Stored records
------------------------
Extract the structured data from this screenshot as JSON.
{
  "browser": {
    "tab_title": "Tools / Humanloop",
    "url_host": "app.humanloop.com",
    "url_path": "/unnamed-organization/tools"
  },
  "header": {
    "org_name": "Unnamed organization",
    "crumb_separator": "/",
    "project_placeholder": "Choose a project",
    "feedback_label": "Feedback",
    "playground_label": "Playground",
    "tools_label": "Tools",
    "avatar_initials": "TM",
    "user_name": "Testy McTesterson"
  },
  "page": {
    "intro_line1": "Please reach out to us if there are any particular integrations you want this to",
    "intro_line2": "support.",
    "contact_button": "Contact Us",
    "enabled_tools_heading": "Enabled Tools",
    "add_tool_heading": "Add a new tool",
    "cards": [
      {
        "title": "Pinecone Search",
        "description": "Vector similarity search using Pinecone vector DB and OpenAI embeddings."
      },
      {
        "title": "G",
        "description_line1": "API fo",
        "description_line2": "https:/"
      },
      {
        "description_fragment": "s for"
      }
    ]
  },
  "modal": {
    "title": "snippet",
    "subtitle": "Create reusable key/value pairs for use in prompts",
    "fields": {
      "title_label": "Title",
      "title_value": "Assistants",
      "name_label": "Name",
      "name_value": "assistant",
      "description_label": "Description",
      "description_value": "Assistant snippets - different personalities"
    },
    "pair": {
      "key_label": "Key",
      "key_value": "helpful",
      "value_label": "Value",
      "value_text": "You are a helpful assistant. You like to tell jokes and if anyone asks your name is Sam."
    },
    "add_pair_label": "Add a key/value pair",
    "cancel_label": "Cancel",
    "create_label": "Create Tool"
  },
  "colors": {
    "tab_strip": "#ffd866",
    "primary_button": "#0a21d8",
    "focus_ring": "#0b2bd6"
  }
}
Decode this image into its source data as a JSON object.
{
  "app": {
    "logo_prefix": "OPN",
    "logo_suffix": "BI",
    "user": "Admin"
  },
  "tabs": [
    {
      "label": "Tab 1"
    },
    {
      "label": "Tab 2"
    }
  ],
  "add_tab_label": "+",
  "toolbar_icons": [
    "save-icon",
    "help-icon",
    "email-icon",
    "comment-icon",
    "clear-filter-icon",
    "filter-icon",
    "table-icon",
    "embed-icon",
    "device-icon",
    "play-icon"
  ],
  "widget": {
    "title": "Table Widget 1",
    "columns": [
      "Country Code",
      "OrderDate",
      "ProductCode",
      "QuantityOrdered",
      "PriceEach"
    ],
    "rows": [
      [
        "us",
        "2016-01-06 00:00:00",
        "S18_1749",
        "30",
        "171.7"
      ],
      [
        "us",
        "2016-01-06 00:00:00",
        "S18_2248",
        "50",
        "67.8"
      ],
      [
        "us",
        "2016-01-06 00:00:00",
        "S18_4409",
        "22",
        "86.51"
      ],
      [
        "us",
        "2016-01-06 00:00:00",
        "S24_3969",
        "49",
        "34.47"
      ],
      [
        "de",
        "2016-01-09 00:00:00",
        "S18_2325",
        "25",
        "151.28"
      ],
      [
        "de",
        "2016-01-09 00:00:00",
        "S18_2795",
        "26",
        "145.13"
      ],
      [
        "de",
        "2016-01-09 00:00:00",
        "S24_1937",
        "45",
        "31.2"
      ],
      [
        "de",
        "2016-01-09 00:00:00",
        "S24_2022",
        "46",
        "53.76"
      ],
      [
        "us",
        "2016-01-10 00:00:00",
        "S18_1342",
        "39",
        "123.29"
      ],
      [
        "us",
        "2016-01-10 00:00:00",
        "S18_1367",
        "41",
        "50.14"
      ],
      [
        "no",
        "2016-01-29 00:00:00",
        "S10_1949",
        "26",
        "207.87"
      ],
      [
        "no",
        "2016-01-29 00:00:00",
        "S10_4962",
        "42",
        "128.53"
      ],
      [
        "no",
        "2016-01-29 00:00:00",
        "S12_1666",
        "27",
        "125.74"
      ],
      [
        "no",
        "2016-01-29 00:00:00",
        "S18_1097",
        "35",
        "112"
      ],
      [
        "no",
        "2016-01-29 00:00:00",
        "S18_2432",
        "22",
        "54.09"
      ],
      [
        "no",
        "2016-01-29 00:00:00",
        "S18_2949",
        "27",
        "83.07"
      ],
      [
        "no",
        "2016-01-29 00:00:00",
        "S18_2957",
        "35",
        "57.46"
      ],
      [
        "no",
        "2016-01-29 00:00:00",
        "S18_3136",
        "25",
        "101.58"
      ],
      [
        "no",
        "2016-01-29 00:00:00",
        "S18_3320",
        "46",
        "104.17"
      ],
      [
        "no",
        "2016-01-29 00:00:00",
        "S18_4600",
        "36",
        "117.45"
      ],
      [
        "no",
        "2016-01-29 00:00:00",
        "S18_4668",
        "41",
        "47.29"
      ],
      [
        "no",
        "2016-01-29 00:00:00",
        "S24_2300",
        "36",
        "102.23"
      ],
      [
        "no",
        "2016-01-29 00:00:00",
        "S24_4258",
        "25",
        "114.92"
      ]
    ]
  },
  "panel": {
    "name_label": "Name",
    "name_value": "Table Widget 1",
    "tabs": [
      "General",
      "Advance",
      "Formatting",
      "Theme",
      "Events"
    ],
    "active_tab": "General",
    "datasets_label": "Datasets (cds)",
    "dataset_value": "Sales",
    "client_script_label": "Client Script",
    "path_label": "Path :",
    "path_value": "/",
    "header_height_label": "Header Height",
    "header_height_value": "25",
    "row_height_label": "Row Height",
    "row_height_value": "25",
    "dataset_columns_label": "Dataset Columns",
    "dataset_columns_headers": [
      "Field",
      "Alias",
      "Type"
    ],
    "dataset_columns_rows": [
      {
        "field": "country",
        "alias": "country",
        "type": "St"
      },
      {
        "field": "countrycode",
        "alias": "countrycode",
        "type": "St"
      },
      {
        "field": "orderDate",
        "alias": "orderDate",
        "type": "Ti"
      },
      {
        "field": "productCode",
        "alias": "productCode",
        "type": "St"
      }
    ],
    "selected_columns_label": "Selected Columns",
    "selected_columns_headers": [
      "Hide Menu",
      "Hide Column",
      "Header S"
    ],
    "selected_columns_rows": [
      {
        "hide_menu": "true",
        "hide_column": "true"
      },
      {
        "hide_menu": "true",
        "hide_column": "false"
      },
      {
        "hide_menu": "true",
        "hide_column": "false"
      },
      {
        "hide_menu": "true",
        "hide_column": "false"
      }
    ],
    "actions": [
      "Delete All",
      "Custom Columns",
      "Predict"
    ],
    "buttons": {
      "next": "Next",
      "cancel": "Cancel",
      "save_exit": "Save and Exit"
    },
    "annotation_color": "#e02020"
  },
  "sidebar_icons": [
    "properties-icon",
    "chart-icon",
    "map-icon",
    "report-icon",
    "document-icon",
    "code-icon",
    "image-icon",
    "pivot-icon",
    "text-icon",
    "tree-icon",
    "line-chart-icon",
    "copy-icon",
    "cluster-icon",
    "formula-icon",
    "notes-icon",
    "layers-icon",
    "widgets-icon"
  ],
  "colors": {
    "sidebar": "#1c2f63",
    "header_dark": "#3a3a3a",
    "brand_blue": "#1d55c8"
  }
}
------------------------
**Exercise directions**
Quote the data in full, keeping each word unchanged.

**Complete output**
Extract the structured data from this screenshot as JSON.
{
  "browser": {
    "tab_title": "Tools / Humanloop",
    "url_host": "app.humanloop.com",
    "url_path": "/unnamed-organization/tools"
  },
  "header": {
    "org_name": "Unnamed organization",
    "crumb_separator": "/",
    "project_placeholder": "Choose a project",
    "feedback_label": "Feedback",
    "playground_label": "Playground",
    "tools_label": "Tools",
    "avatar_initials": "TM",
    "user_name": "Testy McTesterson"
  },
  "page": {
    "intro_line1": "Please reach out to us if there are any particular integrations you want this to",
    "intro_line2": "support.",
    "contact_button": "Contact Us",
    "enabled_tools_heading": "Enabled Tools",
    "add_tool_heading": "Add a new tool",
    "cards": [
      {
        "title": "Pinecone Search",
        "description": "Vector similarity search using Pinecone vector DB and OpenAI embeddings."
      },
      {
        "title": "G",
        "description_line1": "API fo",
        "description_line2": "https:/"
      },
      {
        "description_fragment": "s for"
      }
    ]
  },
  "modal": {
    "title": "snippet",
    "subtitle": "Create reusable key/value pairs for use in prompts",
    "fields": {
      "title_label": "Title",
      "title_value": "Assistants",
      "name_label": "Name",
      "name_value": "assistant",
      "description_label": "Description",
      "description_value": "Assistant snippets - different personalities"
    },
    "pair": {
      "key_label": "Key",
      "key_value": "helpful",
      "value_label": "Value",
      "value_text": "You are a helpful assistant. You like to tell jokes and if anyone asks your name is Sam."
    },
    "add_pair_label": "Add a key/value pair",
    "cancel_label": "Cancel",
    "create_label": "Create Tool"
  },
  "colors": {
    "tab_strip": "#ffd866",
    "primary_button": "#0a21d8",
    "focus_ring": "#0b2bd6"
  }
}
Decode this image into its source data as a JSON object.
{
  "app": {
    "logo_prefix": "OPN",
    "logo_suffix": "BI",
    "user": "Admin"
  },
  "tabs": [
    {
      "label": "Tab 1"
    },
    {
      "label": "Tab 2"
    }
  ],
  "add_tab_label": "+",
  "toolbar_icons": [
    "save-icon",
    "help-icon",
    "email-icon",
    "comment-icon",
    "clear-filter-icon",
    "filter-icon",
    "table-icon",
    "embed-icon",
    "device-icon",
    "play-icon"
  ],
  "widget": {
    "title": "Table Widget 1",
    "columns": [
      "Country Code",
      "OrderDate",
      "ProductCode",
      "QuantityOrdered",
      "PriceEach"
    ],
    "rows": [
      [
        "us",
        "2016-01-06 00:00:00",
        "S18_1749",
        "30",
        "171.7"
      ],
      [
        "us",
        "2016-01-06 00:00:00",
        "S18_2248",
        "50",
        "67.8"
      ],
      [
        "us",
        "2016-01-06 00:00:00",
        "S18_4409",
        "22",
        "86.51"
      ],
      [
        "us",
        "2016-01-06 00:00:00",
        "S24_3969",
        "49",
        "34.47"
      ],
      [
        "de",
        "2016-01-09 00:00:00",
        "S18_2325",
        "25",
        "151.28"
      ],
      [
        "de",
        "2016-01-09 00:00:00",
        "S18_2795",
        "26",
        "145.13"
      ],
      [
        "de",
        "2016-01-09 00:00:00",
        "S24_1937",
        "45",
        "31.2"
      ],
      [
        "de",
        "2016-01-09 00:00:00",
        "S24_2022",
        "46",
        "53.76"
      ],
      [
        "us",
        "2016-01-10 00:00:00",
        "S18_1342",
        "39",
        "123.29"
      ],
      [
        "us",
        "2016-01-10 00:00:00",
        "S18_1367",
        "41",
        "50.14"
      ],
      [
        "no",
        "2016-01-29 00:00:00",
        "S10_1949",
        "26",
        "207.87"
      ],
      [
        "no",
        "2016-01-29 00:00:00",
        "S10_4962",
        "42",
        "128.53"
      ],
      [
        "no",
        "2016-01-29 00:00:00",
        "S12_1666",
        "27",
        "125.74"
      ],
      [
        "no",
        "2016-01-29 00:00:00",
        "S18_1097",
        "35",
        "112"
      ],
      [
        "no",
        "2016-01-29 00:00:00",
        "S18_2432",
        "22",
        "54.09"
      ],
      [
        "no",
        "2016-01-29 00:00:00",
        "S18_2949",
        "27",
        "83.07"
      ],
      [
        "no",
        "2016-01-29 00:00:00",
        "S18_2957",
        "35",
        "57.46"
      ],
      [
        "no",
        "2016-01-29 00:00:00",
        "S18_3136",
        "25",
        "101.58"
      ],
      [
        "no",
        "2016-01-29 00:00:00",
        "S18_3320",
        "46",
        "104.17"
      ],
      [
        "no",
        "2016-01-29 00:00:00",
        "S18_4600",
        "36",
        "117.45"
      ],
      [
        "no",
        "2016-01-29 00:00:00",
        "S18_4668",
        "41",
        "47.29"
      ],
      [
        "no",
        "2016-01-29 00:00:00",
        "S24_2300",
        "36",
        "102.23"
      ],
      [
        "no",
        "2016-01-29 00:00:00",
        "S24_4258",
        "25",
        "114.92"
      ]
    ]
  },
  "panel": {
    "name_label": "Name",
    "name_value": "Table Widget 1",
    "tabs": [
      "General",
      "Advance",
      "Formatting",
      "Theme",
      "Events"
    ],
    "active_tab": "General",
    "datasets_label": "Datasets (cds)",
    "dataset_value": "Sales",
    "client_script_label": "Client Script",
    "path_label": "Path :",
    "path_value": "/",
    "header_height_label": "Header Height",
    "header_height_value": "25",
    "row_height_label": "Row Height",
    "row_height_value": "25",
    "dataset_columns_label": "Dataset Columns",
    "dataset_columns_headers": [
      "Field",
      "Alias",
      "Type"
    ],
    "dataset_columns_rows": [
      {
        "field": "country",
        "alias": "country",
        "type": "St"
      },
      {
        "field": "countrycode",
        "alias": "countrycode",
        "type": "St"
      },
      {
        "field": "orderDate",
        "alias": "orderDate",
        "type": "Ti"
      },
      {
        "field": "productCode",
        "alias": "productCode",
        "type": "St"
      }
    ],
    "selected_columns_label": "Selected Columns",
    "selected_columns_headers": [
      "Hide Menu",
      "Hide Column",
      "Header S"
    ],
    "selected_columns_rows": [
      {
        "hide_menu": "true",
        "hide_column": "true"
      },
      {
        "hide_menu": "true",
        "hide_column": "false"
      },
      {
        "hide_menu": "true",
        "hide_column": "false"
      },
      {
        "hide_menu": "true",
        "hide_column": "false"
      }
    ],
    "actions": [
      "Delete All",
      "Custom Columns",
      "Predict"
    ],
    "buttons": {
      "next": "Next",
      "cancel": "Cancel",
      "save_exit": "Save and Exit"
    },
    "annotation_color": "#e02020"
  },
  "sidebar_icons": [
    "properties-icon",
    "chart-icon",
    "map-icon",
    "report-icon",
    "document-icon",
    "code-icon",
    "image-icon",
    "pivot-icon",
    "text-icon",
    "tree-icon",
    "line-chart-icon",
    "copy-icon",
    "cluster-icon",
    "formula-icon",
    "notes-icon",
    "layers-icon",
    "widgets-icon"
  ],
  "colors": {
    "sidebar": "#1c2f63",
    "header_dark": "#3a3a3a",
    "brand_blue": "#1d55c8"
  }
}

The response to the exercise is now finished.